* _PROMPT_
Please output the lines shown below exactly as they appear.

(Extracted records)
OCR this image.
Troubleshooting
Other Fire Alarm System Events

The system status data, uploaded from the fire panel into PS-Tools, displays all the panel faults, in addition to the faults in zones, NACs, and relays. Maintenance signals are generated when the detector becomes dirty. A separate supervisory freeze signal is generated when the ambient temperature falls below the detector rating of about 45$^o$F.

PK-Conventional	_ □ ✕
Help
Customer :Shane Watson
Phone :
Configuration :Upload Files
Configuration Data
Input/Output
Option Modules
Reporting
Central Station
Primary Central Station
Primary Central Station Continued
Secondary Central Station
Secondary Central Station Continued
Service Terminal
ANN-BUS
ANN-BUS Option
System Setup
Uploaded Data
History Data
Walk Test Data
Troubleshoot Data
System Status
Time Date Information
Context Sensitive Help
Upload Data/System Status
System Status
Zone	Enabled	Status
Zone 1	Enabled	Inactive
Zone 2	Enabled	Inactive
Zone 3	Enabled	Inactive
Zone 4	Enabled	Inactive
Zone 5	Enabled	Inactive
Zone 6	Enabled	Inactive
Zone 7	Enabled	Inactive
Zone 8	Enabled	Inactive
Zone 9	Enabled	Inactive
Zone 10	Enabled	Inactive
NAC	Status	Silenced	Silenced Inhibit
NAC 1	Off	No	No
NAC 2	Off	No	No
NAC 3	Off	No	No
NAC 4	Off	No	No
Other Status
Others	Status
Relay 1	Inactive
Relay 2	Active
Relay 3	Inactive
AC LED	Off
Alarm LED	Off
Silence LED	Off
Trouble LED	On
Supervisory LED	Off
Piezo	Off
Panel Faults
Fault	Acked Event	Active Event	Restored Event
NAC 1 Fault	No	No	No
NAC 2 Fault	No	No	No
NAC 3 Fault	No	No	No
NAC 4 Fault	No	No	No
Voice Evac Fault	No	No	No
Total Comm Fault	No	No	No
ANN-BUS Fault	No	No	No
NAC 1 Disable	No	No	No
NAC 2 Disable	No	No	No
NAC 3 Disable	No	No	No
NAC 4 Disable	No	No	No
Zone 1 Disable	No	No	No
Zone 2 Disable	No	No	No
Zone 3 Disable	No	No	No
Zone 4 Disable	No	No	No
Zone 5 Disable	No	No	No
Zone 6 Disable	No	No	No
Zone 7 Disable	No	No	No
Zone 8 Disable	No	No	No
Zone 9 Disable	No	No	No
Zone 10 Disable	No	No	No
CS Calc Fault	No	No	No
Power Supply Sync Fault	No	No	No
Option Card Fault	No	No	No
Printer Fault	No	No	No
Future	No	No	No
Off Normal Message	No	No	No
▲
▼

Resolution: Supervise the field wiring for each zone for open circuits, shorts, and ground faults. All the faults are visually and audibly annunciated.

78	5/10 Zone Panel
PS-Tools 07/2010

* _RESULT BELOW_
OCR this image.
Troubleshooting
Other Fire Alarm System Events

The system status data, uploaded from the fire panel into PS-Tools, displays all the panel faults, in addition to the faults in zones, NACs, and relays. Maintenance signals are generated when the detector becomes dirty. A separate supervisory freeze signal is generated when the ambient temperature falls below the detector rating of about 45$^o$F.

PK-Conventional	_ □ ✕
Help
Customer :Shane Watson
Phone :
Configuration :Upload Files
Configuration Data
Input/Output
Option Modules
Reporting
Central Station
Primary Central Station
Primary Central Station Continued
Secondary Central Station
Secondary Central Station Continued
Service Terminal
ANN-BUS
ANN-BUS Option
System Setup
Uploaded Data
History Data
Walk Test Data
Troubleshoot Data
System Status
Time Date Information
Context Sensitive Help
Upload Data/System Status
System Status
Zone	Enabled	Status
Zone 1	Enabled	Inactive
Zone 2	Enabled	Inactive
Zone 3	Enabled	Inactive
Zone 4	Enabled	Inactive
Zone 5	Enabled	Inactive
Zone 6	Enabled	Inactive
Zone 7	Enabled	Inactive
Zone 8	Enabled	Inactive
Zone 9	Enabled	Inactive
Zone 10	Enabled	Inactive
NAC	Status	Silenced	Silenced Inhibit
NAC 1	Off	No	No
NAC 2	Off	No	No
NAC 3	Off	No	No
NAC 4	Off	No	No
Other Status
Others	Status
Relay 1	Inactive
Relay 2	Active
Relay 3	Inactive
AC LED	Off
Alarm LED	Off
Silence LED	Off
Trouble LED	On
Supervisory LED	Off
Piezo	Off
Panel Faults
Fault	Acked Event	Active Event	Restored Event
NAC 1 Fault	No	No	No
NAC 2 Fault	No	No	No
NAC 3 Fault	No	No	No
NAC 4 Fault	No	No	No
Voice Evac Fault	No	No	No
Total Comm Fault	No	No	No
ANN-BUS Fault	No	No	No
NAC 1 Disable	No	No	No
NAC 2 Disable	No	No	No
NAC 3 Disable	No	No	No
NAC 4 Disable	No	No	No
Zone 1 Disable	No	No	No
Zone 2 Disable	No	No	No
Zone 3 Disable	No	No	No
Zone 4 Disable	No	No	No
Zone 5 Disable	No	No	No
Zone 6 Disable	No	No	No
Zone 7 Disable	No	No	No
Zone 8 Disable	No	No	No
Zone 9 Disable	No	No	No
Zone 10 Disable	No	No	No
CS Calc Fault	No	No	No
Power Supply Sync Fault	No	No	No
Option Card Fault	No	No	No
Printer Fault	No	No	No
Future	No	No	No
Off Normal Message	No	No	No
▲
▼

Resolution: Supervise the field wiring for each zone for open circuits, shorts, and ground faults. All the faults are visually and audibly annunciated.

78	5/10 Zone Panel
PS-Tools 07/2010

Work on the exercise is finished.